## WHAT IS BEING ASKED
From the line containing "Transcribe this image's" through the last line of the data, return those lines exactly as written and nothing more.

## DATASET RECORDS
— start —
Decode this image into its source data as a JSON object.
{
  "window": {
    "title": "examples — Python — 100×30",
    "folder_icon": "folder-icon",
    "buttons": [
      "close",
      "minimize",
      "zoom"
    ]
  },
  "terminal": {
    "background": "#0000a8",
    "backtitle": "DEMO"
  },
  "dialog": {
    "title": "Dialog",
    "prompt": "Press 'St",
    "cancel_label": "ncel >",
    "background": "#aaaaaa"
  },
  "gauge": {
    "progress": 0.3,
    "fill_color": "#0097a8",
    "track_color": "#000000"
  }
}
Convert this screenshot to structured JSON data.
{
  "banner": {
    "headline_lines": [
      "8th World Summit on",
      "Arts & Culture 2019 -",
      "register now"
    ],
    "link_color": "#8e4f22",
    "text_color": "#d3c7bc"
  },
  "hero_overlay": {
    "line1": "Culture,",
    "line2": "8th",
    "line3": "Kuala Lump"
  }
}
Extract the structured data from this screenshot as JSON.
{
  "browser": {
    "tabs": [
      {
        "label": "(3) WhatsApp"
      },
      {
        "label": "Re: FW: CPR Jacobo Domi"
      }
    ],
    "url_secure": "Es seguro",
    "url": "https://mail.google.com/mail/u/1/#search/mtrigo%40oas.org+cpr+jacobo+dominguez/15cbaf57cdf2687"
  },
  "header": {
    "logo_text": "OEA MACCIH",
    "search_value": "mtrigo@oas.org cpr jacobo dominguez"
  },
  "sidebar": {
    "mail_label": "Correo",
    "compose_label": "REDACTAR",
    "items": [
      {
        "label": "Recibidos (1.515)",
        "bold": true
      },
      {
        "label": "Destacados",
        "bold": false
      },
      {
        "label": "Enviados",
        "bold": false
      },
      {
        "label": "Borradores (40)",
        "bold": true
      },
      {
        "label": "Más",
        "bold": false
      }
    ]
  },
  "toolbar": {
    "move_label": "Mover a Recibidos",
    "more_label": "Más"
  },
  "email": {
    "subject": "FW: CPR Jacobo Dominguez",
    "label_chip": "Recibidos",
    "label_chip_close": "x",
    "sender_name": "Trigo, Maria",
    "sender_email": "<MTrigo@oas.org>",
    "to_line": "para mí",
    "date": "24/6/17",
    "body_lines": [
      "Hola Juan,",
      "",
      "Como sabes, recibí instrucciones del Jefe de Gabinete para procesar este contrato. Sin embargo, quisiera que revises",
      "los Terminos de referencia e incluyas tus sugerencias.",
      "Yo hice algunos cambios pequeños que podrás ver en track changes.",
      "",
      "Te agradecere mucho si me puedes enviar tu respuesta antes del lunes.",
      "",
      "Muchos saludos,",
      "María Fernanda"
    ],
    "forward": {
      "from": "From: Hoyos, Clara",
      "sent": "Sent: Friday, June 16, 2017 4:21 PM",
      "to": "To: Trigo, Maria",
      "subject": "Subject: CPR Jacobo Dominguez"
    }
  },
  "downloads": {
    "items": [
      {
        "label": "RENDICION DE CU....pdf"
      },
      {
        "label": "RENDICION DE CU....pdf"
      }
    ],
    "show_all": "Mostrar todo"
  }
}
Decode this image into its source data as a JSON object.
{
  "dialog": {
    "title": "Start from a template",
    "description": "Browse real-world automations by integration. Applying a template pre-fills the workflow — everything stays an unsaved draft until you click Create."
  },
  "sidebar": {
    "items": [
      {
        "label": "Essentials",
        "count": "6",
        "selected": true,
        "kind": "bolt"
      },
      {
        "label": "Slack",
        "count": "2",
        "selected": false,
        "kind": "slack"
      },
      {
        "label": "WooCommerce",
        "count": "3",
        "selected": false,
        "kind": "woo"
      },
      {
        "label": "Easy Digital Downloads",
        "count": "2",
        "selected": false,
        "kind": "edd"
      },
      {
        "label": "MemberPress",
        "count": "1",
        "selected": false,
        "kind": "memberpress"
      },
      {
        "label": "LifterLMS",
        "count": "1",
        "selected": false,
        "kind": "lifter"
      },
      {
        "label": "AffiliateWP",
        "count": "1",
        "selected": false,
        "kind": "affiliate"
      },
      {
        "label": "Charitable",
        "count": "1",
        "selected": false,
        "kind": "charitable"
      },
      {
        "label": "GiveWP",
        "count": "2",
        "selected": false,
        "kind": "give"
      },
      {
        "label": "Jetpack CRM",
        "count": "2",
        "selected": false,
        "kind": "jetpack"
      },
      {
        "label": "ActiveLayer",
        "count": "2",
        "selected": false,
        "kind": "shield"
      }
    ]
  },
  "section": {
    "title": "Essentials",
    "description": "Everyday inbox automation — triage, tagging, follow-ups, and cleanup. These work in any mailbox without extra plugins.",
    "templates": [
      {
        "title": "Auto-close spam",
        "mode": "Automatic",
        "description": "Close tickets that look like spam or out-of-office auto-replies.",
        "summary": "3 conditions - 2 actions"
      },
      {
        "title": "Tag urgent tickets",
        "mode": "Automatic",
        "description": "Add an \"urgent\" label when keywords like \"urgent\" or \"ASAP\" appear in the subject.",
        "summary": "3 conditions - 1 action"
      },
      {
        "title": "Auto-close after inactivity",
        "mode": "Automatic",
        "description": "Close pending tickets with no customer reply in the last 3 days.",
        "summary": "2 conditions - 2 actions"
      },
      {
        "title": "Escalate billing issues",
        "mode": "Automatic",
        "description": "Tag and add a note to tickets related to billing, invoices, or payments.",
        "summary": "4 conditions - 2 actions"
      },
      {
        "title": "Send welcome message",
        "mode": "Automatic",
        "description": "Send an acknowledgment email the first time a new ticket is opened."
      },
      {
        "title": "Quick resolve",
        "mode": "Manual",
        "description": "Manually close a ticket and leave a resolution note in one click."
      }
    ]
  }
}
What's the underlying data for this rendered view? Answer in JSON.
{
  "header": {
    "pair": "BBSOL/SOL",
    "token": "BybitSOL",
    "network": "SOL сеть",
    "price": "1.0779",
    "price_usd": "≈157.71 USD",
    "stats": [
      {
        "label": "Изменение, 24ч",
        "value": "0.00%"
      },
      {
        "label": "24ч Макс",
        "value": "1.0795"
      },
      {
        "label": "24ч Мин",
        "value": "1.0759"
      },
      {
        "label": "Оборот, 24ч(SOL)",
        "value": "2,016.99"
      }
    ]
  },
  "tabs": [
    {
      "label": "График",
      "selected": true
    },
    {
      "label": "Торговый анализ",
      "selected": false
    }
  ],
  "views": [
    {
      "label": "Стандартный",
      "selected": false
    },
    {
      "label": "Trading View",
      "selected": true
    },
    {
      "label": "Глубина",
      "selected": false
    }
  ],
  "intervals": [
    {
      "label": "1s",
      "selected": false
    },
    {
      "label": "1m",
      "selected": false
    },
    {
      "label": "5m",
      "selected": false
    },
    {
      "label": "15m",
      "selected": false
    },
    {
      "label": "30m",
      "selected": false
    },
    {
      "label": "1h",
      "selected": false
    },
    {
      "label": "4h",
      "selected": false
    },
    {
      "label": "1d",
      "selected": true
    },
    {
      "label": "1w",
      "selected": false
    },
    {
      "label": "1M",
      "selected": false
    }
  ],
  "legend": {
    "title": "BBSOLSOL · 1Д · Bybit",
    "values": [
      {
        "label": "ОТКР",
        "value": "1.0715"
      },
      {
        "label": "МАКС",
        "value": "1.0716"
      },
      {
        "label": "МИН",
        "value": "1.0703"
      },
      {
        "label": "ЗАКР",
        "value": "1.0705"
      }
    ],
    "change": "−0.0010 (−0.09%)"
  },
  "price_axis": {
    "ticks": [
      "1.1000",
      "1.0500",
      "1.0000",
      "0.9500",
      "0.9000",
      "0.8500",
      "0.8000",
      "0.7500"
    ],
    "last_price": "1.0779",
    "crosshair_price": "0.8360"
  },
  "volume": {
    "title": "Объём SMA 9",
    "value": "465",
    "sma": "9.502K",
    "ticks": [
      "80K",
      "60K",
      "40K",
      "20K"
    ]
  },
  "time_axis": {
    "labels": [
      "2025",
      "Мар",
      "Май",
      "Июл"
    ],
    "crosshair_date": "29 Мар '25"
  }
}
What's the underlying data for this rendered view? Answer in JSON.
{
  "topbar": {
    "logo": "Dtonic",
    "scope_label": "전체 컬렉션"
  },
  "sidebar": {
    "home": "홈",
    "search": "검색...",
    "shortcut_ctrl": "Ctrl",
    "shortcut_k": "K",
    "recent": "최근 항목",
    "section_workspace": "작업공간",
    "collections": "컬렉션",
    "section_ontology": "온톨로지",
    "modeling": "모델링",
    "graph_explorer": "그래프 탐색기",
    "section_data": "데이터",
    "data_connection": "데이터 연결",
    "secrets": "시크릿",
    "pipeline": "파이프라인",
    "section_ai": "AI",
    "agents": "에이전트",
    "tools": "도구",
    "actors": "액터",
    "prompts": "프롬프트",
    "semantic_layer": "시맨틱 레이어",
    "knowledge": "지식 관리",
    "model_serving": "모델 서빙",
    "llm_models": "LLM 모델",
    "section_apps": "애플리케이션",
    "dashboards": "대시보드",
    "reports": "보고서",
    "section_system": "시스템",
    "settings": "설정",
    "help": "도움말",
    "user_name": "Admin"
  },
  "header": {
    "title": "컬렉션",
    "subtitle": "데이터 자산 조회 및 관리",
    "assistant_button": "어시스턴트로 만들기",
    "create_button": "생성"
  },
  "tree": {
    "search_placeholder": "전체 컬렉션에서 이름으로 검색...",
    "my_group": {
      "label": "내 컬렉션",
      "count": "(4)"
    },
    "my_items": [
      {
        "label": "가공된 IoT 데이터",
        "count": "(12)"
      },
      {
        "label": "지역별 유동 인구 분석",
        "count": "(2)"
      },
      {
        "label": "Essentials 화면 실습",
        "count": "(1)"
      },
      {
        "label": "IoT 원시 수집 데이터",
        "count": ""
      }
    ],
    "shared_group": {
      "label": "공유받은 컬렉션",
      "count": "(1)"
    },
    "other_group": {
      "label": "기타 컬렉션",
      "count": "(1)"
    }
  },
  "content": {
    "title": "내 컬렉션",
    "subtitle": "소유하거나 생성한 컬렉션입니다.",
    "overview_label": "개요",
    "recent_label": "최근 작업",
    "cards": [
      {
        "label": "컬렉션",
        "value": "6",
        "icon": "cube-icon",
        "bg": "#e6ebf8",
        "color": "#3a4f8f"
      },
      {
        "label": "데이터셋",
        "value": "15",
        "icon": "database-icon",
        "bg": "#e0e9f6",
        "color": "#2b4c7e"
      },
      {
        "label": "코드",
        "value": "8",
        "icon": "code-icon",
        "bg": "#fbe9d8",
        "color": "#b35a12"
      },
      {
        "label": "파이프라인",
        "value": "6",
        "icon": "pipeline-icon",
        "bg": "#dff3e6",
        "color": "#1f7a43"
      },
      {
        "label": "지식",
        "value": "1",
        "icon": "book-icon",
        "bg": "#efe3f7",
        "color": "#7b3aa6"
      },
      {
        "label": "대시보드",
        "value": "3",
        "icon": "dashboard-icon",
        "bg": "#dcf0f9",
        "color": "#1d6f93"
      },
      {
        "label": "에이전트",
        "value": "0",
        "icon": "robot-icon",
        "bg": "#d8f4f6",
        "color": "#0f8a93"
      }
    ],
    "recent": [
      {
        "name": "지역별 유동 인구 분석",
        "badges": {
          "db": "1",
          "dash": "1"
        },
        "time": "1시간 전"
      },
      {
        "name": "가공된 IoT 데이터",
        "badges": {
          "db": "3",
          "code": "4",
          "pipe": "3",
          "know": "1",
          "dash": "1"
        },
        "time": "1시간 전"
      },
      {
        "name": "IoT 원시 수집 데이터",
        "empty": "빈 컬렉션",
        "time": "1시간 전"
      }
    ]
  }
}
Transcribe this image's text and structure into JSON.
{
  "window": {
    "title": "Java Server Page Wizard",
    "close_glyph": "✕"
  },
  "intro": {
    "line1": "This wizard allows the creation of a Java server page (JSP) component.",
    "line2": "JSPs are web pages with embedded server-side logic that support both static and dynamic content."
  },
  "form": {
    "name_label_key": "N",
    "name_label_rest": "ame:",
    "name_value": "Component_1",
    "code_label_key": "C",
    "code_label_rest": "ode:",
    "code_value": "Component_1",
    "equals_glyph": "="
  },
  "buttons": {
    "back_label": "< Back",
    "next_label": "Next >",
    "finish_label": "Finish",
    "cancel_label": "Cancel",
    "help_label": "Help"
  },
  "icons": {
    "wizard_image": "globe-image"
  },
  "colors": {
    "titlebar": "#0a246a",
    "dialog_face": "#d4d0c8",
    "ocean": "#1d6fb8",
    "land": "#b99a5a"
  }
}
— end —
## FULL ANSWER
Transcribe this image's text and structure into JSON.
{
  "window": {
    "title": "Java Server Page Wizard",
    "close_glyph": "✕"
  },
  "intro": {
    "line1": "This wizard allows the creation of a Java server page (JSP) component.",
    "line2": "JSPs are web pages with embedded server-side logic that support both static and dynamic content."
  },
  "form": {
    "name_label_key": "N",
    "name_label_rest": "ame:",
    "name_value": "Component_1",
    "code_label_key": "C",
    "code_label_rest": "ode:",
    "code_value": "Component_1",
    "equals_glyph": "="
  },
  "buttons": {
    "back_label": "< Back",
    "next_label": "Next >",
    "finish_label": "Finish",
    "cancel_label": "Cancel",
    "help_label": "Help"
  },
  "icons": {
    "wizard_image": "globe-image"
  },
  "colors": {
    "titlebar": "#0a246a",
    "dialog_face": "#d4d0c8",
    "ocean": "#1d6fb8",
    "land": "#b99a5a"
  }
}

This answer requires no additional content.